### REQUIRED TASK
The records below must be duplicated exactly, character for character.
════════════════
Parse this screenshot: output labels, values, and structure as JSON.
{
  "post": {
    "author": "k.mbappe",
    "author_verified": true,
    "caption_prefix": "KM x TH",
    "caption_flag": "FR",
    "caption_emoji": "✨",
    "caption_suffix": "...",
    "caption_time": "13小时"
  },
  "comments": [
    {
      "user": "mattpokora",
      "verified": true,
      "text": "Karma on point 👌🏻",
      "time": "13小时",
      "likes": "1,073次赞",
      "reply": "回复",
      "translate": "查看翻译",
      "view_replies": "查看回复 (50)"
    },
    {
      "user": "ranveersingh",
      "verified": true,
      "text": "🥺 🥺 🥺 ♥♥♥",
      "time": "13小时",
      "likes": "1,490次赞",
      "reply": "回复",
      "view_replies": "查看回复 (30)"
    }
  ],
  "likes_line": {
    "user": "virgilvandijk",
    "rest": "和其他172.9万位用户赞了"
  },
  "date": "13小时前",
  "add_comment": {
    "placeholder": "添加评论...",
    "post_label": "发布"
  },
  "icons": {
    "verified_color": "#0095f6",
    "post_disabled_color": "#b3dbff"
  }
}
════════════════
### RESULT OF THE EXERCISE
Parse this screenshot: output labels, values, and structure as JSON.
{
  "post": {
    "author": "k.mbappe",
    "author_verified": true,
    "caption_prefix": "KM x TH",
    "caption_flag": "FR",
    "caption_emoji": "✨",
    "caption_suffix": "...",
    "caption_time": "13小时"
  },
  "comments": [
    {
      "user": "mattpokora",
      "verified": true,
      "text": "Karma on point 👌🏻",
      "time": "13小时",
      "likes": "1,073次赞",
      "reply": "回复",
      "translate": "查看翻译",
      "view_replies": "查看回复 (50)"
    },
    {
      "user": "ranveersingh",
      "verified": true,
      "text": "🥺 🥺 🥺 ♥♥♥",
      "time": "13小时",
      "likes": "1,490次赞",
      "reply": "回复",
      "view_replies": "查看回复 (30)"
    }
  ],
  "likes_line": {
    "user": "virgilvandijk",
    "rest": "和其他172.9万位用户赞了"
  },
  "date": "13小时前",
  "add_comment": {
    "placeholder": "添加评论...",
    "post_label": "发布"
  },
  "icons": {
    "verified_color": "#0095f6",
    "post_disabled_color": "#b3dbff"
  }
}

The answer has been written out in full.